Find and copy every line in the records that includes the string "page".

## Data supplied
## START
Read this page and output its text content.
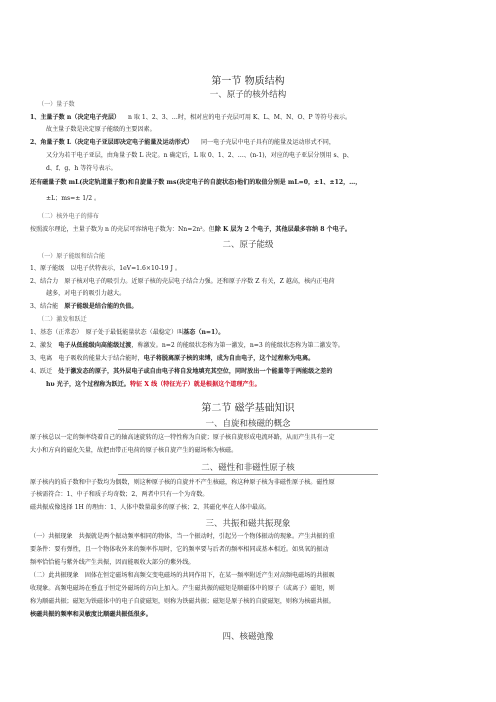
第一节 物质结构
一、原子的核外结构
（一）量子数
1、主量子数 n（决定电子壳层） n 取 1、2、3、…时，相对应的电子壳层可用 K、L、M、N、O、P 等符号表示。
故主量子数是决定原子能级的主要因素。
2、角量子数 L（决定电子亚层即决定电子能量及运动形式） 同一电子壳层中电子具有的能量及运动形式不同，
又分为若干电子亚层，由角量子数 L 决定。n 确定后，L 取 0、1、2、…、(n-1)，对应的电子亚层分别用 s、p、
d、f、g、h 等符号表示。
还有磁量子数 mL(决定轨道量子数)和自旋量子数 ms(决定电子的自旋状态)他们的取值分别是 mL=0，±1、±12，…，
±L；ms=± 1/2 。
（二）核外电子的排布
按照波尔理论，主量子数为 n 的壳层可容纳电子数为：Nn=2n²。但除 K 层为 2 个电子，其他层最多容纳 8 个电子。
二、原子能级
（一）原子能级和结合能
1、原子能级　以电子伏特表示，1eV=1.6×10-19 J 。
2、结合力　原子核对电子的吸引力。近原子核的壳层电子结合力强。还和原子序数 Z 有关，Z 越高，核内正电荷
越多，对电子的吸引力越大。
3、结合能　原子能级是结合能的负值。
（二）激发和跃迁
1、基态（正常态）　原子处于最低能量状态（最稳定）叫基态（n=1）。
2、激发　电子从低能级向高能级过渡，称激发。n=2 的能级状态称为第一激发，n=3 的能级状态称为第二激发等。
3、电离　电子吸收的能量大于结合能时，电子将脱离原子核的束缚，成为自由电子，这个过程称为电离。
4、跃迁　处于激发态的原子，其外层电子或自由电子将自发地填充其空位，同时放出一个能量等于两能级之差的
hυ 光子，这个过程称为跃迁。特征 X 线（特征光子）就是根据这个道理产生。
第二节 磁学基础知识
一、自旋和核磁的概念
原子核总以一定的频率绕着自己的轴高速旋转的这一特性称为自旋；原子核自旋形成电流环路，从而产生具有一定
大小和方向的磁化矢量，故把由带正电荷的原子核自旋产生的磁场称为核磁。
二、磁性和非磁性原子核
原子核内的质子数和中子数均为偶数，则这种原子核的自旋并不产生核磁，称这种原子核为非磁性原子核。磁性原
子核需符合：1、中子和质子均奇数；2、两者中只有一个为奇数。
磁共振成像选择 1H 的理由：1、人体中数量最多的原子核；2、其磁化率在人体中最高。
三、共振和磁共振现象
（一）共振现象　共振就是两个振动频率相同的物体，当一个振动时，引起另一个物体振动的现象。产生共振的重
要条件：要有弹性，且一个物体收外来的频率作用时，它的频率要与后者的频率相同或基本相近。如臭氧的振动
频率恰恰能与紫外线产生共振，因而能吸收大部分的紫外线。
（二）此共振现象　固体在恒定磁场和高频交变电磁场的共同作用下，在某一频率附近产生对高频电磁场的共振吸
收现象。高频电磁场在垂直于恒定外磁场的方向上加入。产生磁共振的磁矩是顺磁体中的原子（或离子）磁矩，则
称为顺磁共振；磁矩为铁磁体中的电子自旋磁矩，则称为铁磁共振；磁矩是原子核的自旋磁矩，则称为核磁共振。
核磁共振的频率和灵敏度比顺磁共振低很多。
四、核磁弛豫
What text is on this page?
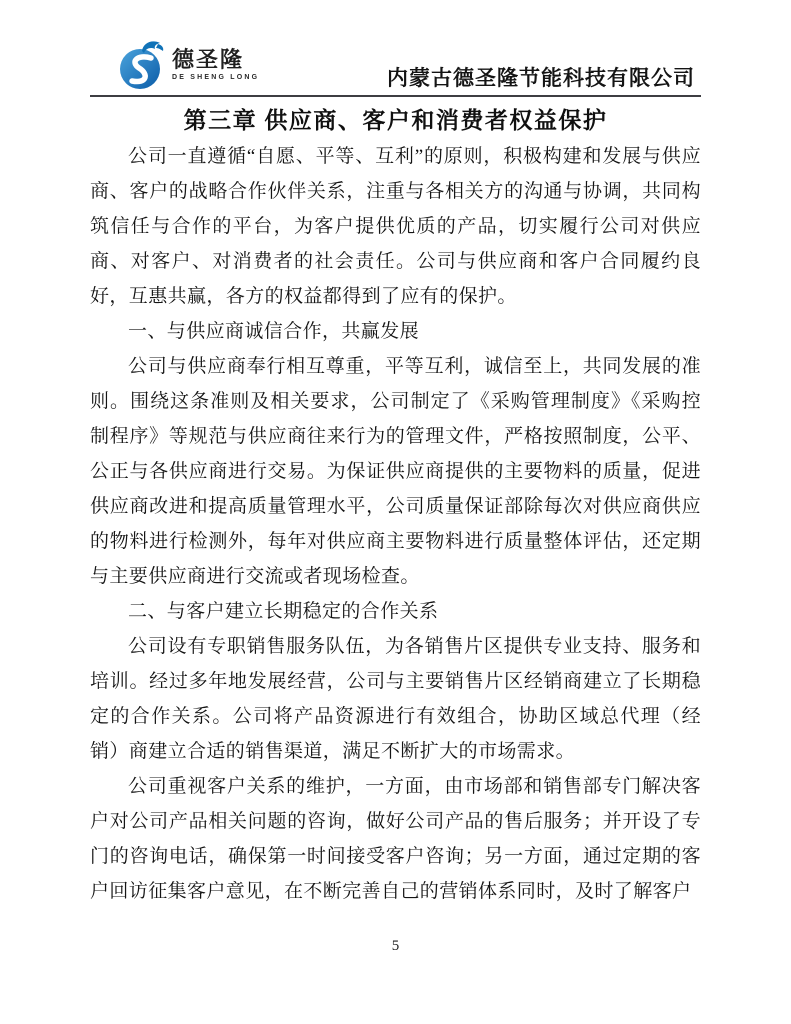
德圣隆
DE SHENG LONG	内蒙古德圣隆节能科技有限公司
第三章 供应商、客户和消费者权益保护

公司一直遵循“自愿、平等、互利”的原则，积极构建和发展与供应商、客户的战略合作伙伴关系，注重与各相关方的沟通与协调，共同构筑信任与合作的平台，为客户提供优质的产品，切实履行公司对供应商、对客户、对消费者的社会责任。公司与供应商和客户合同履约良好，互惠共赢，各方的权益都得到了应有的保护。

一、与供应商诚信合作，共赢发展

公司与供应商奉行相互尊重，平等互利，诚信至上，共同发展的准则。围绕这条准则及相关要求，公司制定了《采购管理制度》《采购控制程序》等规范与供应商往来行为的管理文件，严格按照制度，公平、公正与各供应商进行交易。为保证供应商提供的主要物料的质量，促进供应商改进和提高质量管理水平，公司质量保证部除每次对供应商供应的物料进行检测外，每年对供应商主要物料进行质量整体评估，还定期与主要供应商进行交流或者现场检查。

二、与客户建立长期稳定的合作关系

公司设有专职销售服务队伍，为各销售片区提供专业支持、服务和培训。经过多年地发展经营，公司与主要销售片区经销商建立了长期稳定的合作关系。公司将产品资源进行有效组合，协助区域总代理（经销）商建立合适的销售渠道，满足不断扩大的市场需求。

公司重视客户关系的维护，一方面，由市场部和销售部专门解决客户对公司产品相关问题的咨询，做好公司产品的售后服务；并开设了专门的咨询电话，确保第一时间接受客户咨询；另一方面，通过定期的客户回访征集客户意见，在不断完善自己的营销体系同时，及时了解客户

5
## END
## Task result
Read this page and output its text content.
What text is on this page?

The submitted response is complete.